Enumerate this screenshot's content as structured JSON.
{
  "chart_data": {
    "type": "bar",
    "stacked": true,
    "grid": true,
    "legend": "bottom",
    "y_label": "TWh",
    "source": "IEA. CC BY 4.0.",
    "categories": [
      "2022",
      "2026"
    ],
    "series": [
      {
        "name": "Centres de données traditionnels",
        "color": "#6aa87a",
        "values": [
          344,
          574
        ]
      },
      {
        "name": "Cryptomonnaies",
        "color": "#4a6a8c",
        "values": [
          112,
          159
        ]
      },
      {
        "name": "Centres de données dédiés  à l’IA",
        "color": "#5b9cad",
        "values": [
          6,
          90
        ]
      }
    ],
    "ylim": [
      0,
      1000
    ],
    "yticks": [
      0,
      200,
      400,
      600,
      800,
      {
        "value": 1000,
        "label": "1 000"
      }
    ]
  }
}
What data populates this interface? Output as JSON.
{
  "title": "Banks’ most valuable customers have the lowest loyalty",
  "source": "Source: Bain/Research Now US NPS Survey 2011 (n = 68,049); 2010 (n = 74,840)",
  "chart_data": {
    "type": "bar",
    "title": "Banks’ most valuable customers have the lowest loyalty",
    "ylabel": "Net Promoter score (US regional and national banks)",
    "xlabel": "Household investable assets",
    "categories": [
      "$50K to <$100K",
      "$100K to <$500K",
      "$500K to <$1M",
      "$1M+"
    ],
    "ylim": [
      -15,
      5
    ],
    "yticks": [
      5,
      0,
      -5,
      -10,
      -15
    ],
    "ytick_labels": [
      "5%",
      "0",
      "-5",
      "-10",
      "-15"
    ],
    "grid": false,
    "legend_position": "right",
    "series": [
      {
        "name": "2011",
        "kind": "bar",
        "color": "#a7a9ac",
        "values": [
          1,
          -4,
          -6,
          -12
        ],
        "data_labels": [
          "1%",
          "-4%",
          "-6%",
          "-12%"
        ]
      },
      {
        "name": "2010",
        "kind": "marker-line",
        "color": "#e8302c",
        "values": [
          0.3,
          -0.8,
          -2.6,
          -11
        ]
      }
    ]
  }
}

#####

* The problem *
Retype the whole listing above exactly.

* The completed task *
Enumerate this screenshot's content as structured JSON.
{
  "chart_data": {
    "type": "bar",
    "stacked": true,
    "grid": true,
    "legend": "bottom",
    "y_label": "TWh",
    "source": "IEA. CC BY 4.0.",
    "categories": [
      "2022",
      "2026"
    ],
    "series": [
      {
        "name": "Centres de données traditionnels",
        "color": "#6aa87a",
        "values": [
          344,
          574
        ]
      },
      {
        "name": "Cryptomonnaies",
        "color": "#4a6a8c",
        "values": [
          112,
          159
        ]
      },
      {
        "name": "Centres de données dédiés  à l’IA",
        "color": "#5b9cad",
        "values": [
          6,
          90
        ]
      }
    ],
    "ylim": [
      0,
      1000
    ],
    "yticks": [
      0,
      200,
      400,
      600,
      800,
      {
        "value": 1000,
        "label": "1 000"
      }
    ]
  }
}
What data populates this interface? Output as JSON.
{
  "title": "Banks’ most valuable customers have the lowest loyalty",
  "source": "Source: Bain/Research Now US NPS Survey 2011 (n = 68,049); 2010 (n = 74,840)",
  "chart_data": {
    "type": "bar",
    "title": "Banks’ most valuable customers have the lowest loyalty",
    "ylabel": "Net Promoter score (US regional and national banks)",
    "xlabel": "Household investable assets",
    "categories": [
      "$50K to <$100K",
      "$100K to <$500K",
      "$500K to <$1M",
      "$1M+"
    ],
    "ylim": [
      -15,
      5
    ],
    "yticks": [
      5,
      0,
      -5,
      -10,
      -15
    ],
    "ytick_labels": [
      "5%",
      "0",
      "-5",
      "-10",
      "-15"
    ],
    "grid": false,
    "legend_position": "right",
    "series": [
      {
        "name": "2011",
        "kind": "bar",
        "color": "#a7a9ac",
        "values": [
          1,
          -4,
          -6,
          -12
        ],
        "data_labels": [
          "1%",
          "-4%",
          "-6%",
          "-12%"
        ]
      },
      {
        "name": "2010",
        "kind": "marker-line",
        "color": "#e8302c",
        "values": [
          0.3,
          -0.8,
          -2.6,
          -11
        ]
      }
    ]
  }
}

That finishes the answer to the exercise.